→ Written task: Each line of the material must be repeated precisely, with the pictures left out.

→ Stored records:
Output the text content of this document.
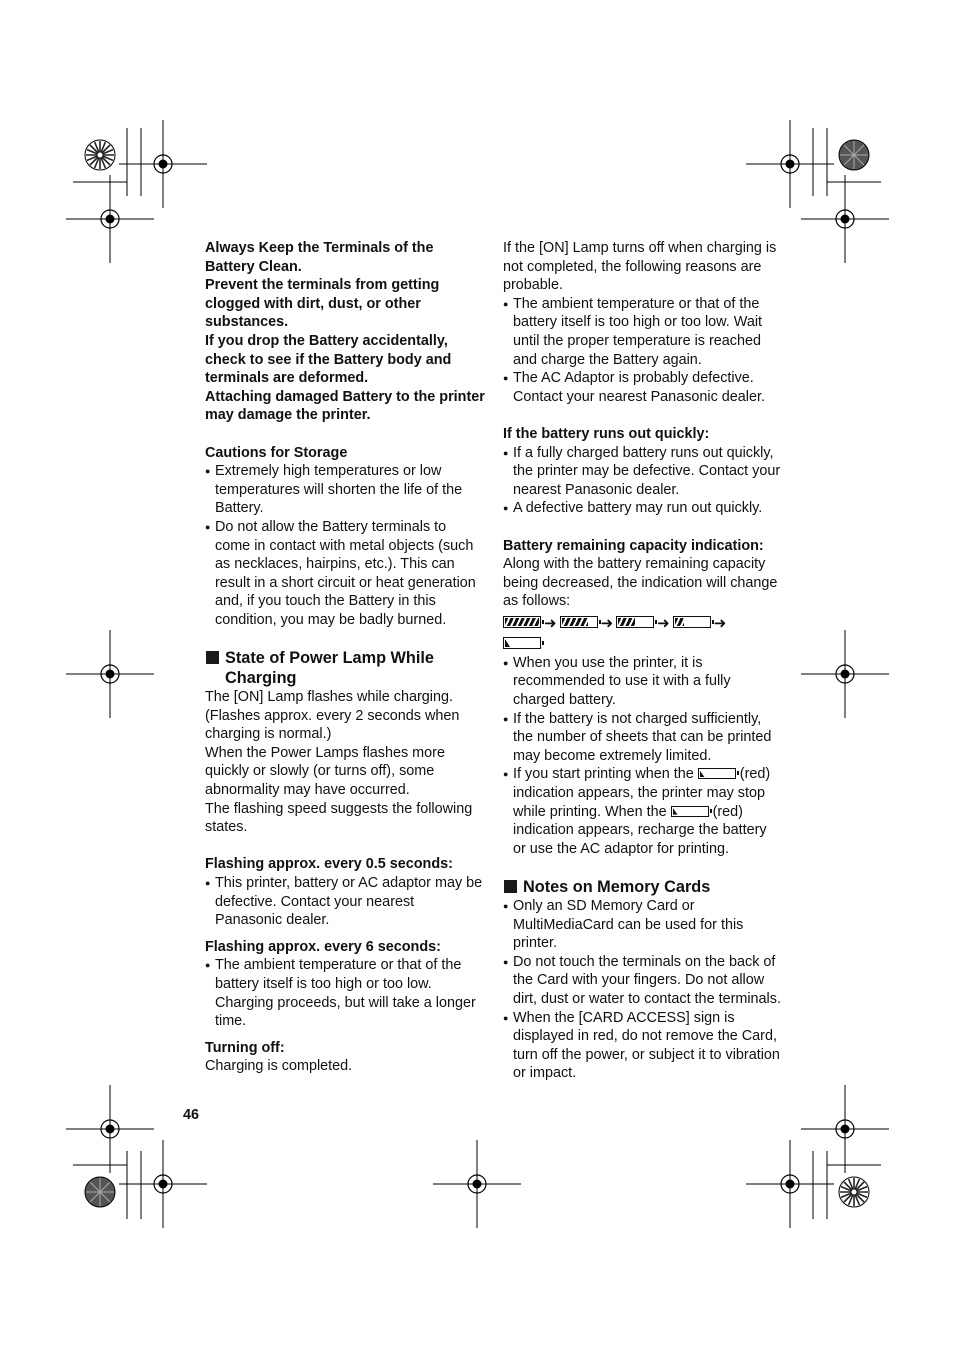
Always Keep the Terminals of the Battery Clean.

Prevent the terminals from getting clogged with dirt, dust, or other substances.

If you drop the Battery accidentally, check to see if the Battery body and terminals are deformed.

Attaching damaged Battery to the printer may damage the printer.

Cautions for Storage

● Extremely high temperatures or low temperatures will shorten the life of the Battery.

● Do not allow the Battery terminals to come in contact with metal objects (such as necklaces, hairpins, etc.). This can result in a short circuit or heat generation and, if you touch the Battery in this condition, you may be badly burned.

State of Power Lamp While Charging

The [ON] Lamp flashes while charging. (Flashes approx. every 2 seconds when charging is normal.)

When the Power Lamps flashes more quickly or slowly (or turns off), some abnormality may have occurred.

The flashing speed suggests the following states.

Flashing approx. every 0.5 seconds:

● This printer, battery or AC adaptor may be defective. Contact your nearest Panasonic dealer.

Flashing approx. every 6 seconds:

● The ambient temperature or that of the battery itself is too high or too low. Charging proceeds, but will take a longer time.

Turning off:

Charging is completed.

If the [ON] Lamp turns off when charging is not completed, the following reasons are probable.

● The ambient temperature or that of the battery itself is too high or too low. Wait until the proper temperature is reached and charge the Battery again.

● The AC Adaptor is probably defective. Contact your nearest Panasonic dealer.

If the battery runs out quickly:

● If a fully charged battery runs out quickly, the printer may be defective. Contact your nearest Panasonic dealer.

● A defective battery may run out quickly.

Battery remaining capacity indication:

Along with the battery remaining capacity being decreased, the indication will change as follows:

➜	➜	➜	➜

● When you use the printer, it is recommended to use it with a fully charged battery.

● If the battery is not charged sufficiently, the number of sheets that can be printed may become extremely limited.

● If you start printing when the	(red) indication appears, the printer may stop while printing. When the	(red) indication appears, recharge the battery or use the AC adaptor for printing.

Notes on Memory Cards

● Only an SD Memory Card or MultiMediaCard can be used for this printer.

● Do not touch the terminals on the back of the Card with your fingers. Do not allow dirt, dust or water to contact the terminals.

● When the [CARD ACCESS] sign is displayed in red, do not remove the Card, turn off the power, or subject it to vibration or impact.

46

→ Worked solution:
Output the text content of this document.
Always Keep the Terminals of the Battery Clean.

Prevent the terminals from getting clogged with dirt, dust, or other substances.

If you drop the Battery accidentally, check to see if the Battery body and terminals are deformed.

Attaching damaged Battery to the printer may damage the printer.

Cautions for Storage

● Extremely high temperatures or low temperatures will shorten the life of the Battery.

● Do not allow the Battery terminals to come in contact with metal objects (such as necklaces, hairpins, etc.). This can result in a short circuit or heat generation and, if you touch the Battery in this condition, you may be badly burned.

State of Power Lamp While Charging

The [ON] Lamp flashes while charging. (Flashes approx. every 2 seconds when charging is normal.)

When the Power Lamps flashes more quickly or slowly (or turns off), some abnormality may have occurred.

The flashing speed suggests the following states.

Flashing approx. every 0.5 seconds:

● This printer, battery or AC adaptor may be defective. Contact your nearest Panasonic dealer.

Flashing approx. every 6 seconds:

● The ambient temperature or that of the battery itself is too high or too low. Charging proceeds, but will take a longer time.

Turning off:

Charging is completed.

If the [ON] Lamp turns off when charging is not completed, the following reasons are probable.

● The ambient temperature or that of the battery itself is too high or too low. Wait until the proper temperature is reached and charge the Battery again.

● The AC Adaptor is probably defective. Contact your nearest Panasonic dealer.

If the battery runs out quickly:

● If a fully charged battery runs out quickly, the printer may be defective. Contact your nearest Panasonic dealer.

● A defective battery may run out quickly.

Battery remaining capacity indication:

Along with the battery remaining capacity being decreased, the indication will change as follows:

➜	➜	➜	➜

● When you use the printer, it is recommended to use it with a fully charged battery.

● If the battery is not charged sufficiently, the number of sheets that can be printed may become extremely limited.

● If you start printing when the	(red) indication appears, the printer may stop while printing. When the	(red) indication appears, recharge the battery or use the AC adaptor for printing.

Notes on Memory Cards

● Only an SD Memory Card or MultiMediaCard can be used for this printer.

● Do not touch the terminals on the back of the Card with your fingers. Do not allow dirt, dust or water to contact the terminals.

● When the [CARD ACCESS] sign is displayed in red, do not remove the Card, turn off the power, or subject it to vibration or impact.

46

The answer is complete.